**Brief**
Count the lines below that include the word "обеспечения" and write that number alone.

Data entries
— start —

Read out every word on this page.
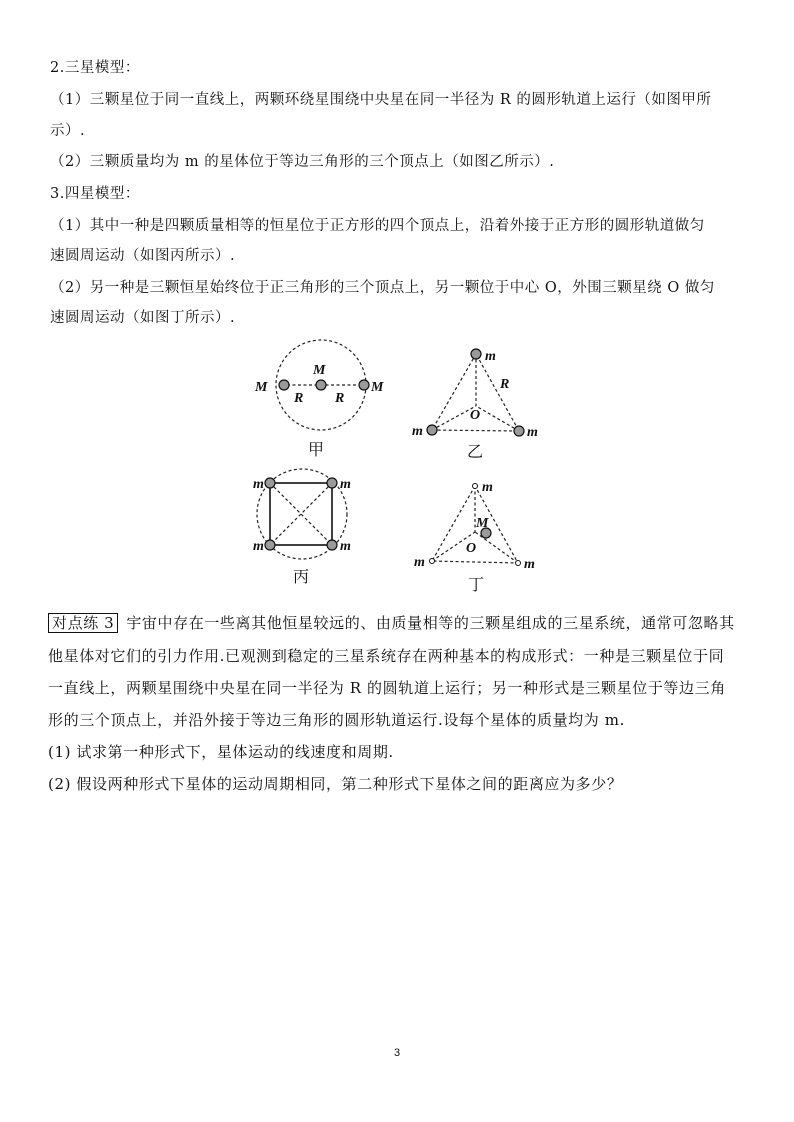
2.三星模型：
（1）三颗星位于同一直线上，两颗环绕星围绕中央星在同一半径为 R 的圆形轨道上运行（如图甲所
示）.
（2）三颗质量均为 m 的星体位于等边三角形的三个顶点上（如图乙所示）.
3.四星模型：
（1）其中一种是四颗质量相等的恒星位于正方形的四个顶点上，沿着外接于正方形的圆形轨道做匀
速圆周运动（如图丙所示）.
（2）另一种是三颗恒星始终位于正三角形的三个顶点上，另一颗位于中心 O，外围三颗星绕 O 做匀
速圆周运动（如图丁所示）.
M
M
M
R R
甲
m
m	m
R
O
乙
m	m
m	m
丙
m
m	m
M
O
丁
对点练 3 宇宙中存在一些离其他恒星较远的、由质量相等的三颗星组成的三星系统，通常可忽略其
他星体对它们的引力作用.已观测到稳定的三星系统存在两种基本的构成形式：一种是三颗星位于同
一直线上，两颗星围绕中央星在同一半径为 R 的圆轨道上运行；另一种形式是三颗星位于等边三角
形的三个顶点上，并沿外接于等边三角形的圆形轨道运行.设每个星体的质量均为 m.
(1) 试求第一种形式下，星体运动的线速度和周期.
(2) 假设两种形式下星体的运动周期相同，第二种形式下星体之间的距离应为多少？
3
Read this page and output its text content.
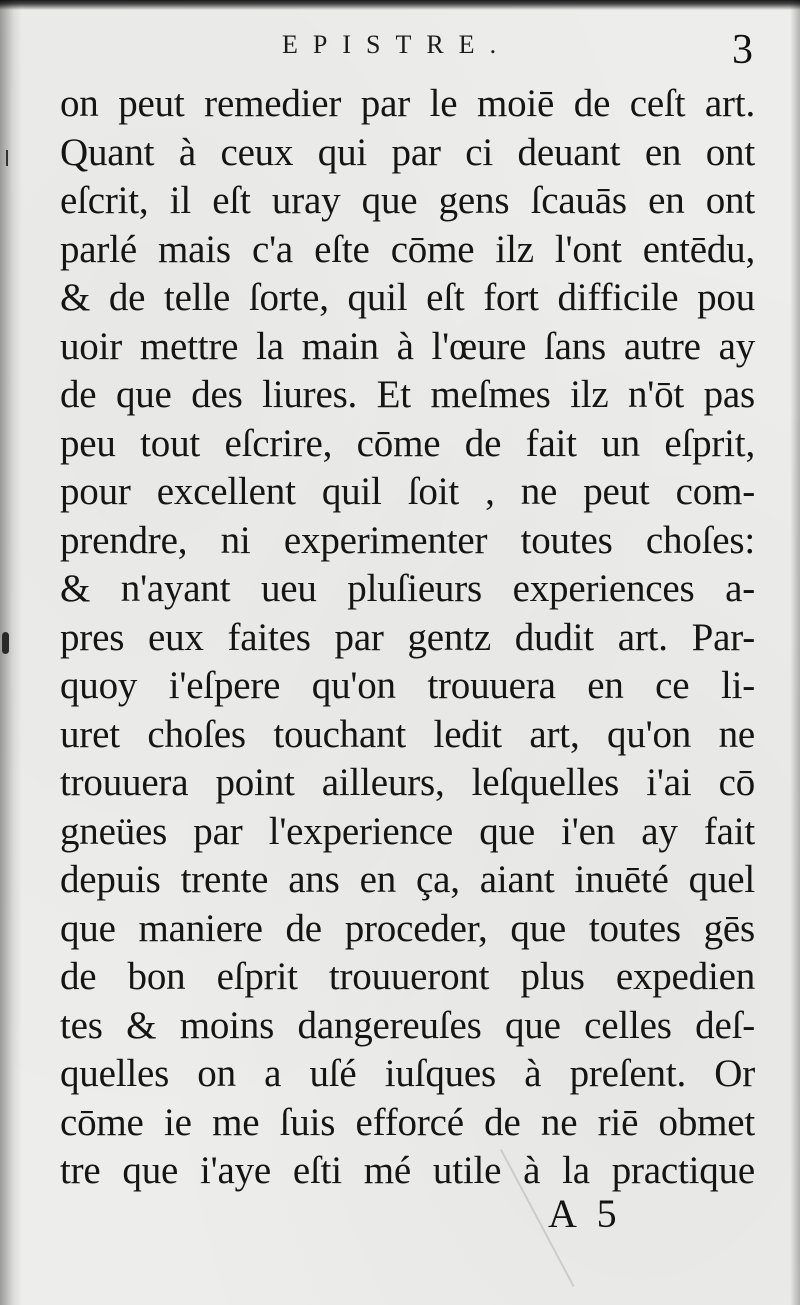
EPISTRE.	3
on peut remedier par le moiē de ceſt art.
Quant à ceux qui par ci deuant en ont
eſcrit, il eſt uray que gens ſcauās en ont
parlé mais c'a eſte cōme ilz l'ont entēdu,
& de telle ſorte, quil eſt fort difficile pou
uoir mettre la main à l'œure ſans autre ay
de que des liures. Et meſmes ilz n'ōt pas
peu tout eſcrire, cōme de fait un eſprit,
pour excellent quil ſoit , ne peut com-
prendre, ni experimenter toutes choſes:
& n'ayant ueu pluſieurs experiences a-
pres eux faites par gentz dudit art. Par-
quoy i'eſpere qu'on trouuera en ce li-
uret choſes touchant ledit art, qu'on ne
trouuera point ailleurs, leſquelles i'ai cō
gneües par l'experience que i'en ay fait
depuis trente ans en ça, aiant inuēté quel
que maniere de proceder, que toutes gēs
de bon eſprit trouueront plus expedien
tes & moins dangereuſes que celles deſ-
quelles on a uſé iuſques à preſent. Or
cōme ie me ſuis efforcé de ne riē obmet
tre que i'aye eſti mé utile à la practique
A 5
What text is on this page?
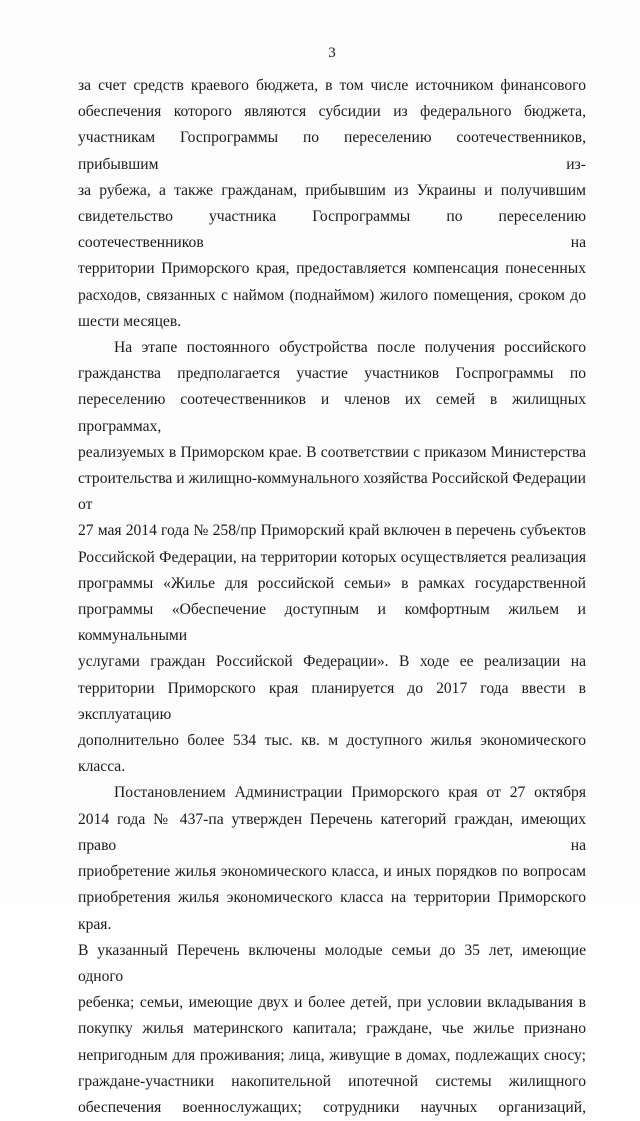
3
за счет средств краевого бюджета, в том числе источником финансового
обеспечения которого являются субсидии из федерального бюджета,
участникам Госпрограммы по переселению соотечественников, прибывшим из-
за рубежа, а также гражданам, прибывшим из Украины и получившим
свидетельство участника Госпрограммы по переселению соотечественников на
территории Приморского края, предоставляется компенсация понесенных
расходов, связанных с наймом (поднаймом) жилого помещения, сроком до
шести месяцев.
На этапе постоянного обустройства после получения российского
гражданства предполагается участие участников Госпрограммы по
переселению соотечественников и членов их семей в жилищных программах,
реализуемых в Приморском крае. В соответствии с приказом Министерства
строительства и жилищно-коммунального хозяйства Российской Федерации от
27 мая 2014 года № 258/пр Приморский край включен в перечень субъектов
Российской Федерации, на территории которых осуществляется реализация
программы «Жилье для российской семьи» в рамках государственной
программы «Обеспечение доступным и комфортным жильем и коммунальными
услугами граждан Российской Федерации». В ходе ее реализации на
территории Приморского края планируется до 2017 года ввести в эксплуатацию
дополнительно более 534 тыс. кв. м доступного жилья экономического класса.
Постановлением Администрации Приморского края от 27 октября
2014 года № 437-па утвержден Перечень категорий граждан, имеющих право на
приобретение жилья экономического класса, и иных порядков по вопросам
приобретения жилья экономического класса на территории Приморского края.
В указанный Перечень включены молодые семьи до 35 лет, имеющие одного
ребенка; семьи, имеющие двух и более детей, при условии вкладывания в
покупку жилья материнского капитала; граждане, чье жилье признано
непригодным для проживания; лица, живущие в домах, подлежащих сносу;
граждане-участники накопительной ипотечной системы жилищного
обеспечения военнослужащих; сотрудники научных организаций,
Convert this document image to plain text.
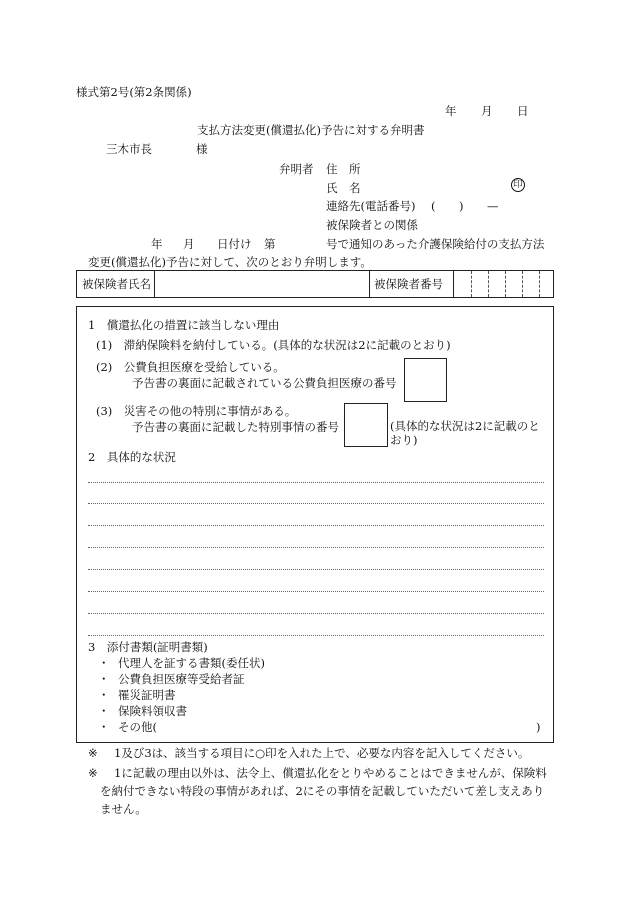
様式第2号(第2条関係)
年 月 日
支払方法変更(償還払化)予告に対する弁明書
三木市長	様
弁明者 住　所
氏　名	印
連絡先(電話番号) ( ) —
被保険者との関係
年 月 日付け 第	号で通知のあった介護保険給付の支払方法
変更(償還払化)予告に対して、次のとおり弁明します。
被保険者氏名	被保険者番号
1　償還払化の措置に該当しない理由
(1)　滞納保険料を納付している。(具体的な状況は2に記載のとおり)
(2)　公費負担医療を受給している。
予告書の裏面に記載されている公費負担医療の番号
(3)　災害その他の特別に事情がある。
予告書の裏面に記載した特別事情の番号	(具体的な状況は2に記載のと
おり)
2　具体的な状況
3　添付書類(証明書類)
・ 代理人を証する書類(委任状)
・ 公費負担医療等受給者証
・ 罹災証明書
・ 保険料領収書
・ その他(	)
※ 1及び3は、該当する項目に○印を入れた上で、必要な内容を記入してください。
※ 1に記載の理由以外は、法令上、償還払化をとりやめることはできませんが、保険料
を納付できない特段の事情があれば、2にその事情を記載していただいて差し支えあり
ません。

— end —

**Answer for the task**
2